═════ RECORDS SUPPLIED ═════

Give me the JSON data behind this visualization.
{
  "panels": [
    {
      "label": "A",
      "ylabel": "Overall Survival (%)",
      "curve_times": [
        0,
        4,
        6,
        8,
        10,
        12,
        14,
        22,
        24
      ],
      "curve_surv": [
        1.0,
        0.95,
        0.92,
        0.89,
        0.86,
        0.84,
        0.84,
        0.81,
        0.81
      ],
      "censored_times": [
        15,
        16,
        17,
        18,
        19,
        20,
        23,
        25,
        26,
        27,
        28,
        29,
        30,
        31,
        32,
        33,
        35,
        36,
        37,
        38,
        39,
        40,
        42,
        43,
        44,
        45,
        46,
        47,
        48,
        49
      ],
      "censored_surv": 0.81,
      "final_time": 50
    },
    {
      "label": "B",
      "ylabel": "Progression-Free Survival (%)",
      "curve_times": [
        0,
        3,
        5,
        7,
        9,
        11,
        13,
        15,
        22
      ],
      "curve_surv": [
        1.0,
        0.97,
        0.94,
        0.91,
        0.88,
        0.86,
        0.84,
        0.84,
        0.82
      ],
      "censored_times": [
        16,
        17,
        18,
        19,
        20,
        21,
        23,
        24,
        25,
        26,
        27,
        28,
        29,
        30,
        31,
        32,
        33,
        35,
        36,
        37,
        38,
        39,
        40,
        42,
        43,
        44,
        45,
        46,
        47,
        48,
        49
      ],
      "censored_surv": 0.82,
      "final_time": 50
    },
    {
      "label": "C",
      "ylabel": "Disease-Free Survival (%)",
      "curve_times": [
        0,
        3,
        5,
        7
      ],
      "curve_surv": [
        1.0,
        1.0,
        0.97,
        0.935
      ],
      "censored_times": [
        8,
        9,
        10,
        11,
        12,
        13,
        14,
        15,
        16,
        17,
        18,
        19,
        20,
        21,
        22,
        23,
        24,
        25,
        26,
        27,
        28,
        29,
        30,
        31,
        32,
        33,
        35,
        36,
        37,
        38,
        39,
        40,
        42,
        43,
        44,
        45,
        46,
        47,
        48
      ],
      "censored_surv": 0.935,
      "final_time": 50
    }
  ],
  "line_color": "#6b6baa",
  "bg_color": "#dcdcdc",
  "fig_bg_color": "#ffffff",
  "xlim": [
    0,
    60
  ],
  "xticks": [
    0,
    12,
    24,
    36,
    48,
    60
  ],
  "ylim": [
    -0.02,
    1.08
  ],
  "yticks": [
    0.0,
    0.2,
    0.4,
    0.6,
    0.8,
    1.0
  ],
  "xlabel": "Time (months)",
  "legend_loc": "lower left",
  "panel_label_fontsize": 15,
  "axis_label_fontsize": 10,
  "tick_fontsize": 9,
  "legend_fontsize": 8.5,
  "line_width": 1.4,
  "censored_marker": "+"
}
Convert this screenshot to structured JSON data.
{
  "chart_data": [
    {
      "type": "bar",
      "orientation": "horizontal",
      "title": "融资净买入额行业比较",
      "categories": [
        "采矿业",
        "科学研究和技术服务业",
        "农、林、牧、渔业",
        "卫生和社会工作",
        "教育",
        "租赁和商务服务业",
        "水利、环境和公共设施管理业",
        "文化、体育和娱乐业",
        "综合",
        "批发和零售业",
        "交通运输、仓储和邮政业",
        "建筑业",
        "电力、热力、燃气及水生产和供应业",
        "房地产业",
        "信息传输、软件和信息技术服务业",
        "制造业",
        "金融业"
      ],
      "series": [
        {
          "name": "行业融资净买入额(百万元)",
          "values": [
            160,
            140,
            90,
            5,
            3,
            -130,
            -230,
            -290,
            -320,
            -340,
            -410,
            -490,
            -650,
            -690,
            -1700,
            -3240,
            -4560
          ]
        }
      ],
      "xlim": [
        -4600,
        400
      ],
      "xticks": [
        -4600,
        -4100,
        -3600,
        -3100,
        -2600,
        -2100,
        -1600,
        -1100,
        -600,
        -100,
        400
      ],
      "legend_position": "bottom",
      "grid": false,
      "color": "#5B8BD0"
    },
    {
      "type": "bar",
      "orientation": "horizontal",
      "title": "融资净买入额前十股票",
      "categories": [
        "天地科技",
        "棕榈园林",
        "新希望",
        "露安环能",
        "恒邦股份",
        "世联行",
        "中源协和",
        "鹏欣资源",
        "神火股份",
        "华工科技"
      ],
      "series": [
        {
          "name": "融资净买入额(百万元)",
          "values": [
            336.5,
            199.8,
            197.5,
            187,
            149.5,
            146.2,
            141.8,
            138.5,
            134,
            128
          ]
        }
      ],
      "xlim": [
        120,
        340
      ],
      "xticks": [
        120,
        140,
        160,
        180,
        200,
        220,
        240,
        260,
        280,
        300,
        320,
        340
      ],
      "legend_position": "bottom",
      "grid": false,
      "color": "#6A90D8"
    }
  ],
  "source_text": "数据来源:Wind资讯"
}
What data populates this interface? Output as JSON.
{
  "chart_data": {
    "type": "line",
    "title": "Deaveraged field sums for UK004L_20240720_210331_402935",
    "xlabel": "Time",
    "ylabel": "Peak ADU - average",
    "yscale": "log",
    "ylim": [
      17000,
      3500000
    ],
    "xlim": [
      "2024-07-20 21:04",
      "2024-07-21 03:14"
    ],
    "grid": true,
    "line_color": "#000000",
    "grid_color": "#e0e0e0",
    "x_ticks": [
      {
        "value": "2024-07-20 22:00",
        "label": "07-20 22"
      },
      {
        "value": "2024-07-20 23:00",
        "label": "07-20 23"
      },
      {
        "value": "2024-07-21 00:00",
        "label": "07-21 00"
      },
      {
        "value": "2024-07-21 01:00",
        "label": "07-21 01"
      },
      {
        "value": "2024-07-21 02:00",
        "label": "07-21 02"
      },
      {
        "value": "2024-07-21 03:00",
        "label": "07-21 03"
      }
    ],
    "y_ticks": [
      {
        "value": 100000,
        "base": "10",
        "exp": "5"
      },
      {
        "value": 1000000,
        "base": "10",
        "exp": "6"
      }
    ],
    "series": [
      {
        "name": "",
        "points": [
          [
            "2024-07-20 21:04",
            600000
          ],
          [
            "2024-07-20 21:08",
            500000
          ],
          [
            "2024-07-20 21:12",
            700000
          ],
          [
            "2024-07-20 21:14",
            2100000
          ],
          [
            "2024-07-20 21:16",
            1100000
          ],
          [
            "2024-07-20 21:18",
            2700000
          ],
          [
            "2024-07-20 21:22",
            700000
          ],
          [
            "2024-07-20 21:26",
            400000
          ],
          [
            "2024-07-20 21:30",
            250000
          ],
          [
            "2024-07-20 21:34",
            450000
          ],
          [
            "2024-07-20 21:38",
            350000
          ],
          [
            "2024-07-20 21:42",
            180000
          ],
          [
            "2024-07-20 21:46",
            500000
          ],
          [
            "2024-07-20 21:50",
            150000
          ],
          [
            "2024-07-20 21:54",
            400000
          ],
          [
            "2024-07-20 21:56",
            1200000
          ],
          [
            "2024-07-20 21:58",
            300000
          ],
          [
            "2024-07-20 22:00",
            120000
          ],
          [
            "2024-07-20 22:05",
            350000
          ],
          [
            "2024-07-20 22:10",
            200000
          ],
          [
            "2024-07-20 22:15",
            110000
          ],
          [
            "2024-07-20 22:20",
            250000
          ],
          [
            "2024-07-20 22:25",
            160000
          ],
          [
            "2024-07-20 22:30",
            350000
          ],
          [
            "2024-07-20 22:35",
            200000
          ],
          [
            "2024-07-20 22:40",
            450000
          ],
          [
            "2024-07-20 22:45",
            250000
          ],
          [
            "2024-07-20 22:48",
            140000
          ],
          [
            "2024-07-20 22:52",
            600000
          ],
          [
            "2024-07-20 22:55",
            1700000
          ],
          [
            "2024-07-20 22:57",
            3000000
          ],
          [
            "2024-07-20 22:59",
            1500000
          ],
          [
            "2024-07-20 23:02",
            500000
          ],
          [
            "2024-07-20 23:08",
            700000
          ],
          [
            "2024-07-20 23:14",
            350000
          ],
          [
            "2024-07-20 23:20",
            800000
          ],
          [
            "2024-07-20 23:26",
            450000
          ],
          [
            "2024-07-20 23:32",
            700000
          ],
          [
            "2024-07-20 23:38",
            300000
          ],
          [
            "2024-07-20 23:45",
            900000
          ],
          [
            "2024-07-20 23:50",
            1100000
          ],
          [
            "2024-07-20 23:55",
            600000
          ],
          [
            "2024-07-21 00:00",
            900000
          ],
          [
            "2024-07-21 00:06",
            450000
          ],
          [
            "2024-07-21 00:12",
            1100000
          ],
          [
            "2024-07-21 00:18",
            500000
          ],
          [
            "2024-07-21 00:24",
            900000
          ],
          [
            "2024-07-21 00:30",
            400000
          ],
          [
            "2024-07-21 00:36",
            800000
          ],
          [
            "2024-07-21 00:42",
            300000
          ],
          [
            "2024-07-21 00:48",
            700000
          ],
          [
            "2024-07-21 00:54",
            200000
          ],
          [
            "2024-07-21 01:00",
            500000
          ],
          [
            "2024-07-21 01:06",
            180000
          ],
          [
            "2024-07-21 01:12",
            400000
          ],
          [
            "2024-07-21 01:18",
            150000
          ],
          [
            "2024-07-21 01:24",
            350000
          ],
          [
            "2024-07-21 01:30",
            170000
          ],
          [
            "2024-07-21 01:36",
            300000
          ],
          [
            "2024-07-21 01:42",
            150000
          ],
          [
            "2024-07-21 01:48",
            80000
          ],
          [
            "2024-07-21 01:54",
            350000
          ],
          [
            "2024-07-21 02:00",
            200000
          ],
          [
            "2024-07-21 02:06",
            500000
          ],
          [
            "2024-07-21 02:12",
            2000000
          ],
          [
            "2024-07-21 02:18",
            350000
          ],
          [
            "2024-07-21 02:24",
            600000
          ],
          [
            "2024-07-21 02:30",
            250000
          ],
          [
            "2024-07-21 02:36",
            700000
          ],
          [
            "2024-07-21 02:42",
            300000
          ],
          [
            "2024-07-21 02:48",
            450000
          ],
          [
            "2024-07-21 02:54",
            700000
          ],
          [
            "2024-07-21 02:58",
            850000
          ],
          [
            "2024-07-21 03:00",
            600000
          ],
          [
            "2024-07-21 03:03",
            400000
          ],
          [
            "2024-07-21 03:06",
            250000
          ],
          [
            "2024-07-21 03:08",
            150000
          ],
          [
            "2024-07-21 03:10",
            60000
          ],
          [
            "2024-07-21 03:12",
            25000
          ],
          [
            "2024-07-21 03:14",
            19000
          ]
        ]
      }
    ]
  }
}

═════

● WHAT IS ASKED: Locate the word "title" in the entries, and copy every line where it is found.

● THE ANSWER:
      "title": "融资净买入额行业比较",
      "title": "融资净买入额前十股票",
    "title": "Deaveraged field sums for UK004L_20240720_210331_402935",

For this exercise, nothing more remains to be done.